--- START ---

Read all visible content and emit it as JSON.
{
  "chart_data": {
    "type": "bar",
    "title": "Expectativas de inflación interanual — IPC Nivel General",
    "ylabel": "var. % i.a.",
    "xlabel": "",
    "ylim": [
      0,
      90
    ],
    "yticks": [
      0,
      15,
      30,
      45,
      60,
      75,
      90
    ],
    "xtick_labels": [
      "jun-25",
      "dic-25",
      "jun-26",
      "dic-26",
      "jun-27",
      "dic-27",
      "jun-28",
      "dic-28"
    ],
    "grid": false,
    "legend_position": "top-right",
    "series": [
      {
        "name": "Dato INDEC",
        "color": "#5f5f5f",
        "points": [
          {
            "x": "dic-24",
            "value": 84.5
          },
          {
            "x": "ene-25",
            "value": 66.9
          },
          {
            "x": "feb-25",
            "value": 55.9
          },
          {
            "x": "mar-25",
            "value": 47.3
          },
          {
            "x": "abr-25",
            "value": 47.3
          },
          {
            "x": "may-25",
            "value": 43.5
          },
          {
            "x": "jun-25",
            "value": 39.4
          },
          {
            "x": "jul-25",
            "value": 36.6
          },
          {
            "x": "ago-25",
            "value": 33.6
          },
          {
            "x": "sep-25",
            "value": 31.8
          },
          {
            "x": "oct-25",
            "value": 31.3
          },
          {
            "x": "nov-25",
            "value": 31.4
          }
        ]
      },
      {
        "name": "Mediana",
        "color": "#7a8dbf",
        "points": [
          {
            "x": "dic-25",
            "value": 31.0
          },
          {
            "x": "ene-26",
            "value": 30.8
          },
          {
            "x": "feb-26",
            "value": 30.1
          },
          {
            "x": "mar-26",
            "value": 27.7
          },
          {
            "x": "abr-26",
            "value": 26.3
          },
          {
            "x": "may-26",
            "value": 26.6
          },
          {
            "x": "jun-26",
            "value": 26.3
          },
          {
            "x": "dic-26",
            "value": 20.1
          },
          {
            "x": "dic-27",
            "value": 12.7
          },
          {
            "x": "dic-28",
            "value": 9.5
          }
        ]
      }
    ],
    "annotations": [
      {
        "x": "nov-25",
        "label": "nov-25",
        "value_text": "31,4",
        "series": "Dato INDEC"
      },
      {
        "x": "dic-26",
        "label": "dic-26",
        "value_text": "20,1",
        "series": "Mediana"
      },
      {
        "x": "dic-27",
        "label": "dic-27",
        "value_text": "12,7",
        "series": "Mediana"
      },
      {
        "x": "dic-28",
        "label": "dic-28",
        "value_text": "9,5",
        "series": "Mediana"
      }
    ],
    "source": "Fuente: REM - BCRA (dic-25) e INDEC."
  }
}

--- END ---
--- START ---

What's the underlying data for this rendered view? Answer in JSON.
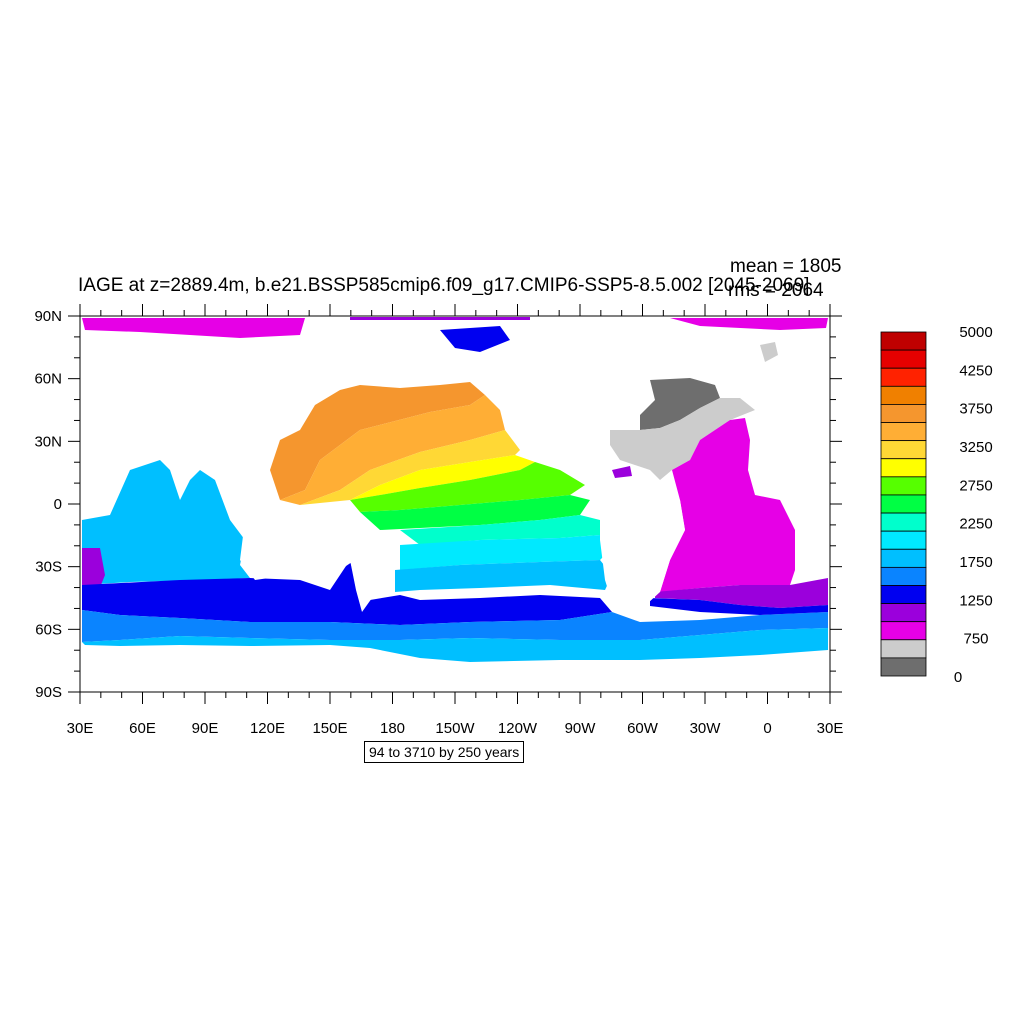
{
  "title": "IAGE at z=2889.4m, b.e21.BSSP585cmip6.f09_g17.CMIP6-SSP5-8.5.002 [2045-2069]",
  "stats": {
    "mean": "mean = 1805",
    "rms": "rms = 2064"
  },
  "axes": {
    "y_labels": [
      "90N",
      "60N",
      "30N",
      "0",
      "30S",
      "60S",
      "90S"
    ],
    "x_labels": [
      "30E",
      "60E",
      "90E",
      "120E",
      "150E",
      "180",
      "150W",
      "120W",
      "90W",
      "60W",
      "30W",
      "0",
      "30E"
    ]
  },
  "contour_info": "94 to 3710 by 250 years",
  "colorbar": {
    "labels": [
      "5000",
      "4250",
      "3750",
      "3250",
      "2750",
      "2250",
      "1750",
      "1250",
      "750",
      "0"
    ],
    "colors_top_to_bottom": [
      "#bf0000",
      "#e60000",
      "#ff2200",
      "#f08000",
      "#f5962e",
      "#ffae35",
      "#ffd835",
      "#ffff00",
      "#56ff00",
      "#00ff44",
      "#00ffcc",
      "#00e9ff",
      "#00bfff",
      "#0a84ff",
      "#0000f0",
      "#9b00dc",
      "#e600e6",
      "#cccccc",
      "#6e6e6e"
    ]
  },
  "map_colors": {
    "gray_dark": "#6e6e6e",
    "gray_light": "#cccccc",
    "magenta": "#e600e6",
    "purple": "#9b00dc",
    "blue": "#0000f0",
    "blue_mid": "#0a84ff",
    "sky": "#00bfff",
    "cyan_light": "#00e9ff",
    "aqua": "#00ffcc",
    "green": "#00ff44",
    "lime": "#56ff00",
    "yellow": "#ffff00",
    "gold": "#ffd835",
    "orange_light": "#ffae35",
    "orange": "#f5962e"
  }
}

--- END ---
--- START ---

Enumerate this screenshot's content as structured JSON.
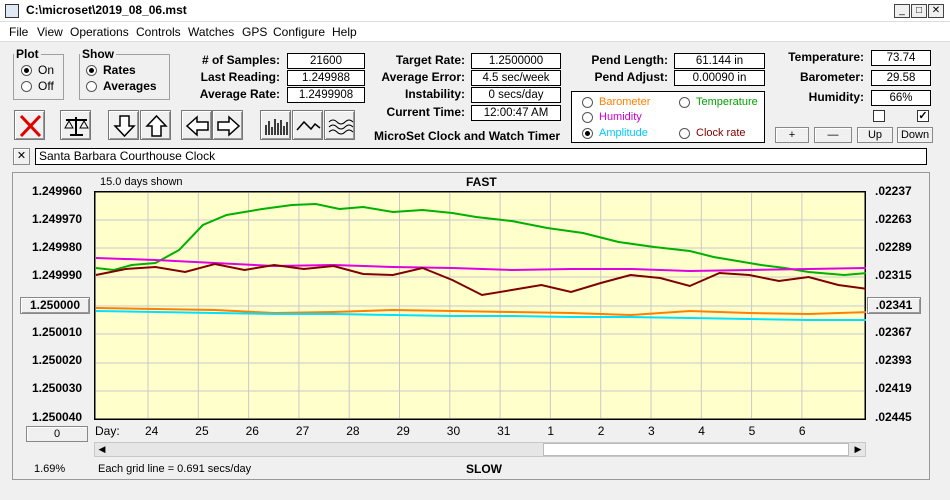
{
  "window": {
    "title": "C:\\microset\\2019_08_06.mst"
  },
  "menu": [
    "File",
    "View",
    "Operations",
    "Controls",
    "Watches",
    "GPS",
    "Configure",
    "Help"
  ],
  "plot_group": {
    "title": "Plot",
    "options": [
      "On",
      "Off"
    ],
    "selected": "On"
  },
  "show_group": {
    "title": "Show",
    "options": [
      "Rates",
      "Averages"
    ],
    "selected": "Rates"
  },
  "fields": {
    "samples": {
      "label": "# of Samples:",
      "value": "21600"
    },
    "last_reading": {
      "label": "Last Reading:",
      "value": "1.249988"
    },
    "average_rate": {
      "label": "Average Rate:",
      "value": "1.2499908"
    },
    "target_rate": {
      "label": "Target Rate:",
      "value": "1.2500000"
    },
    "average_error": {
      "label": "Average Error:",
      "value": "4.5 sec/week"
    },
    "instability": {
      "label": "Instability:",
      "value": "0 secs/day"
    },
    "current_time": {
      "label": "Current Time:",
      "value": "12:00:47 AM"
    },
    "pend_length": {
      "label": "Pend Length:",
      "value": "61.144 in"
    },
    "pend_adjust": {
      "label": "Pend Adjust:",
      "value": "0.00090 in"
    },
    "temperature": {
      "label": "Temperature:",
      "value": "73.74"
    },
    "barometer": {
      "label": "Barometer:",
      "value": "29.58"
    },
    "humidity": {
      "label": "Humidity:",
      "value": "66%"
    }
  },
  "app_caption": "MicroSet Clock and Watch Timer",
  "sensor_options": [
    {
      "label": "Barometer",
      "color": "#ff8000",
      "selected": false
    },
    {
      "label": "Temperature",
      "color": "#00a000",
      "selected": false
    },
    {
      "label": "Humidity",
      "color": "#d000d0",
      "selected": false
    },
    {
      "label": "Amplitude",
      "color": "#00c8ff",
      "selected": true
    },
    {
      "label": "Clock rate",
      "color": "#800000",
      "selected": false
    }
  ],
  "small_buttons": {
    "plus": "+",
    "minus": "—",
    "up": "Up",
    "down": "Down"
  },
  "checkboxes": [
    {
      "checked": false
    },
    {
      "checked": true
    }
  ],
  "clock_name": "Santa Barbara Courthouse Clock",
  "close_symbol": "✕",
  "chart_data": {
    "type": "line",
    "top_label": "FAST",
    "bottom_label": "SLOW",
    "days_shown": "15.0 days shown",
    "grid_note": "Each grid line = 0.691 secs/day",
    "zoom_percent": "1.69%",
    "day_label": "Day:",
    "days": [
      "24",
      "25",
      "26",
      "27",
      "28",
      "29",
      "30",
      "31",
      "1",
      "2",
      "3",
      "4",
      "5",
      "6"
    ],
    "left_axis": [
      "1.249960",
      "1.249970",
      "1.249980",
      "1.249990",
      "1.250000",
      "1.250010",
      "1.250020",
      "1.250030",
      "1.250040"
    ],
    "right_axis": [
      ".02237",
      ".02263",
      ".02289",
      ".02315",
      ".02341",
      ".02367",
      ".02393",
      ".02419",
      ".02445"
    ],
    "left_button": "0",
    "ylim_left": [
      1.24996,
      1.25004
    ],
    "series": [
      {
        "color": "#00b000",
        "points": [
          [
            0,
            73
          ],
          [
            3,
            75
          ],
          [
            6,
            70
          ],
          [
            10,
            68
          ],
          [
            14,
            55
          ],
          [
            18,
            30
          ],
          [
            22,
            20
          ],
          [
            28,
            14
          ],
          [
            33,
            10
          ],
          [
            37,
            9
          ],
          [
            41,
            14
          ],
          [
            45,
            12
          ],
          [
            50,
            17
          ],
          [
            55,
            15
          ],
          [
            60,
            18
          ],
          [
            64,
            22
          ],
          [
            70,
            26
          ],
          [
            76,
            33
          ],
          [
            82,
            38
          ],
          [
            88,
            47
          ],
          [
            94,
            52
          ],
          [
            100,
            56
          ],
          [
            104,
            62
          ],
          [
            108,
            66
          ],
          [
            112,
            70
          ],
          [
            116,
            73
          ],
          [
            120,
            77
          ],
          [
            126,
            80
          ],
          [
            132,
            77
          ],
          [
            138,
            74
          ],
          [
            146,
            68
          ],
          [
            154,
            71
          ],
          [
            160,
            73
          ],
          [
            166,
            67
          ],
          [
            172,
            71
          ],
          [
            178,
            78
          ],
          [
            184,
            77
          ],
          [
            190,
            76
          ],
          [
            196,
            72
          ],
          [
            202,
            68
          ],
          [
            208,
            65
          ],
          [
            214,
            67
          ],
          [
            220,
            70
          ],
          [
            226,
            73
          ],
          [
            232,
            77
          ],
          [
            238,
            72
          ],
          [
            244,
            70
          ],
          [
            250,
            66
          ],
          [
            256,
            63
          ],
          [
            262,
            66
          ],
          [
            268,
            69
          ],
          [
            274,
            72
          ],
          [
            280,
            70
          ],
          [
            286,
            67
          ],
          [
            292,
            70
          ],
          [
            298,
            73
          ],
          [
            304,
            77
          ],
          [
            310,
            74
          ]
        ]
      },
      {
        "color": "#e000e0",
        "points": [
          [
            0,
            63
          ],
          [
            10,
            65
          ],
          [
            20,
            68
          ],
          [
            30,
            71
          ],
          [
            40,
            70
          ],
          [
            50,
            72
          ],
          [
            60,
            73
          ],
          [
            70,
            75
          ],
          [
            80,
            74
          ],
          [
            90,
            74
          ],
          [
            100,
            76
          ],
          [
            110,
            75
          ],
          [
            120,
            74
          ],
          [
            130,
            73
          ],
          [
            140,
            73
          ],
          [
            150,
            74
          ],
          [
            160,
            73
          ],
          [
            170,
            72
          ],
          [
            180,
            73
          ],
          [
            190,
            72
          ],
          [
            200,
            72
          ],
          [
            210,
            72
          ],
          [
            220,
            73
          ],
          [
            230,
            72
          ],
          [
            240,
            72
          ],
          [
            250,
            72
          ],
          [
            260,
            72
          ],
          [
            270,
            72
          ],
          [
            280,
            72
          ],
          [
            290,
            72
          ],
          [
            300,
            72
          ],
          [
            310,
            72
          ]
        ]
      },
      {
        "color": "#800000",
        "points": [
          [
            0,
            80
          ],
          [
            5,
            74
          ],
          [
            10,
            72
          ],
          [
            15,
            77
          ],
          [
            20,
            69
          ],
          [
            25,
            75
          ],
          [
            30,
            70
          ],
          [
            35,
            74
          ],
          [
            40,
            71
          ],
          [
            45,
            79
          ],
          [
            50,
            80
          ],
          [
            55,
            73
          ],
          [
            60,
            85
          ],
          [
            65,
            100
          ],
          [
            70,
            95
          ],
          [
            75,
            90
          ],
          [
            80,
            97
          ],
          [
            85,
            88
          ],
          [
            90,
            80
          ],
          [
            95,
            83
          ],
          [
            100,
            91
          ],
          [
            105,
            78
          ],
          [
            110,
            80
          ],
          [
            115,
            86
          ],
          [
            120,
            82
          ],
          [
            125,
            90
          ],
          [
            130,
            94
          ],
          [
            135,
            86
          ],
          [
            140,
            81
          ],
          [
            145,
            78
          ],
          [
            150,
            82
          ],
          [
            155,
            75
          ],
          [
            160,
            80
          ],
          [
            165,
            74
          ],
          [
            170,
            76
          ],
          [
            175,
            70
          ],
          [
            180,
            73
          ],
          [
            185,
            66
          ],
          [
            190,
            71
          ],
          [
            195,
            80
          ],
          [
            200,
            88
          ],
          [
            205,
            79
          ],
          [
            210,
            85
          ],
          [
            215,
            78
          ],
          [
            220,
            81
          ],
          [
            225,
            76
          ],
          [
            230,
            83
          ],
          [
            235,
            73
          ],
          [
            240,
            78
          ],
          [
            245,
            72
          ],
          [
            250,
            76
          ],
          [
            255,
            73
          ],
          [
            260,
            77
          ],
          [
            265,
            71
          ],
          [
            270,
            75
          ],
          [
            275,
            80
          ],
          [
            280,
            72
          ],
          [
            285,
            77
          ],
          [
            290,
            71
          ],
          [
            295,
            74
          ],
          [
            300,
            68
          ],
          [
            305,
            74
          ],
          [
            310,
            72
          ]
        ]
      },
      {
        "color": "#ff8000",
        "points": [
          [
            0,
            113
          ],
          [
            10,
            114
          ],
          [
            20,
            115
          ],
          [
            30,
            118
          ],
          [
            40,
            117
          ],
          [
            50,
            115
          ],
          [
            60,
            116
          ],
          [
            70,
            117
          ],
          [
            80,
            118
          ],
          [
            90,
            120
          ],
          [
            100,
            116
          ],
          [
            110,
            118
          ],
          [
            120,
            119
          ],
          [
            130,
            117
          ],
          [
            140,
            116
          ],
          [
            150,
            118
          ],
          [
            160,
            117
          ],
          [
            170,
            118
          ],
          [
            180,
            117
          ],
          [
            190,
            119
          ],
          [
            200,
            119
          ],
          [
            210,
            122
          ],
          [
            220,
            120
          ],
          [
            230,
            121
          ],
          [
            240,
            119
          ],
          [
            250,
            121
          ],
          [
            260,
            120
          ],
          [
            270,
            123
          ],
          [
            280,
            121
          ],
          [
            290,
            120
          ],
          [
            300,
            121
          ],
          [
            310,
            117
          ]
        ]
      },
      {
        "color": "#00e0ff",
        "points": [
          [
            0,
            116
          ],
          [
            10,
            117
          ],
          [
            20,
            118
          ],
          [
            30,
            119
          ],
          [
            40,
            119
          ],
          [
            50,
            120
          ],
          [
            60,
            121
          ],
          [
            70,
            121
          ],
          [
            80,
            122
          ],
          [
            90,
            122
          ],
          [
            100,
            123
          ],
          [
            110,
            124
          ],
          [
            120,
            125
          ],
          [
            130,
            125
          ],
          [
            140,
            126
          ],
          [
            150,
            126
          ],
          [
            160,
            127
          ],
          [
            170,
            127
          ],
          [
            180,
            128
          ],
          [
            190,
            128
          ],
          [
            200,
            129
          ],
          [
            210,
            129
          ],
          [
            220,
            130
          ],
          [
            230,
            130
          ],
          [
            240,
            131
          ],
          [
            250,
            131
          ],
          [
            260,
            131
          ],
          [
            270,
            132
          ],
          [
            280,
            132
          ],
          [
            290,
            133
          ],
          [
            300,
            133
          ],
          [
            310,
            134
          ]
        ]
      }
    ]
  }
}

--- END ---

» TASK TO COMPLETE:
Each line containing the word "JSON" counts once; say how many such lines there are, giving only the number.

» SOLUTION TO THE EXERCISE:
3